Instructions to follow:
List all the lines in these records that hold "Kinetic".

Provided entries:
• • •

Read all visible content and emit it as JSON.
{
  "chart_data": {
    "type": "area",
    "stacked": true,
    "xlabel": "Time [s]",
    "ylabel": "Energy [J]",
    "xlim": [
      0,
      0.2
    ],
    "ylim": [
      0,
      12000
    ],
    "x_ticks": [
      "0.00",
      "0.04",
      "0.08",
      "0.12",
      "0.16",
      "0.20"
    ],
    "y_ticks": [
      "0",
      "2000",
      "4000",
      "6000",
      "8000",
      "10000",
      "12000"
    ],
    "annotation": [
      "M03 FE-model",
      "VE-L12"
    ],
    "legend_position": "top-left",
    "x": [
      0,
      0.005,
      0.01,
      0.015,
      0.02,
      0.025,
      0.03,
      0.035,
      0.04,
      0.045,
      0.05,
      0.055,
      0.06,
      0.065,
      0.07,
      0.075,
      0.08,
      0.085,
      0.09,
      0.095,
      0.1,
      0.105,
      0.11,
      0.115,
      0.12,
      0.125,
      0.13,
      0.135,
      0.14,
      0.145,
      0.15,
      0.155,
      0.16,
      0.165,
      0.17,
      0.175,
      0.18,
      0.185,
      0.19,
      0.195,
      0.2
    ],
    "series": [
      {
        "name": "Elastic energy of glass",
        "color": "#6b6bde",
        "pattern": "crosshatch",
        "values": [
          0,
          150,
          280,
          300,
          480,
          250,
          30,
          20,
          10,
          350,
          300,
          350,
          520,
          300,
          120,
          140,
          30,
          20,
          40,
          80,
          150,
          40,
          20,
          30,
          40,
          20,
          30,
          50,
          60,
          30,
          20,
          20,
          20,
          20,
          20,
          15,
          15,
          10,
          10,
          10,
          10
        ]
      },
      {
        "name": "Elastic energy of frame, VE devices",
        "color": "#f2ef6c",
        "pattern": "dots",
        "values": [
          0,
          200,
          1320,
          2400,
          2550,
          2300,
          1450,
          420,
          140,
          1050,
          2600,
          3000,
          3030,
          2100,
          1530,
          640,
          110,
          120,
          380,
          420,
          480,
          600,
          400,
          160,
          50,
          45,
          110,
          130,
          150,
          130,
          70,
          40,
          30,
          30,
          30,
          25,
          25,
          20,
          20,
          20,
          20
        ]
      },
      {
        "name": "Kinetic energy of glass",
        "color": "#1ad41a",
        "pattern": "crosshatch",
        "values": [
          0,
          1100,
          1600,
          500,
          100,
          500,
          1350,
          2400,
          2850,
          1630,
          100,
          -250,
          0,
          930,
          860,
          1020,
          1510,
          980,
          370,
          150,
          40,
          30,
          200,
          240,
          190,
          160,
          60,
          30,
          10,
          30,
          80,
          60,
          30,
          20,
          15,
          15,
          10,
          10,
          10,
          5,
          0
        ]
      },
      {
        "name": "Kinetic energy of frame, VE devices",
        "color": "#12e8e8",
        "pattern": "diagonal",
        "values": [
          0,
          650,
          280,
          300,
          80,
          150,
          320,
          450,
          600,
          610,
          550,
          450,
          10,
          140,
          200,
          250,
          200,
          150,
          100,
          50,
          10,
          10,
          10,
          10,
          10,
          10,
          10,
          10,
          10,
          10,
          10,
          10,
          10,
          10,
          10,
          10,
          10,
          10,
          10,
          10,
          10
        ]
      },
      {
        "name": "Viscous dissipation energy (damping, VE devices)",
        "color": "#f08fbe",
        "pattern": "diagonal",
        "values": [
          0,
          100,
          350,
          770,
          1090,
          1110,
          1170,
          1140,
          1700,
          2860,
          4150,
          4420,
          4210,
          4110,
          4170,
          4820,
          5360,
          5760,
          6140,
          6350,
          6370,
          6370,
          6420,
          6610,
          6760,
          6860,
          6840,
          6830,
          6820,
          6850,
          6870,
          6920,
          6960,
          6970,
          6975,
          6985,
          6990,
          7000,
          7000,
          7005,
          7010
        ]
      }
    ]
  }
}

• • •

Written answer:
        "name": "Kinetic energy of glass",
        "name": "Kinetic energy of frame, VE devices",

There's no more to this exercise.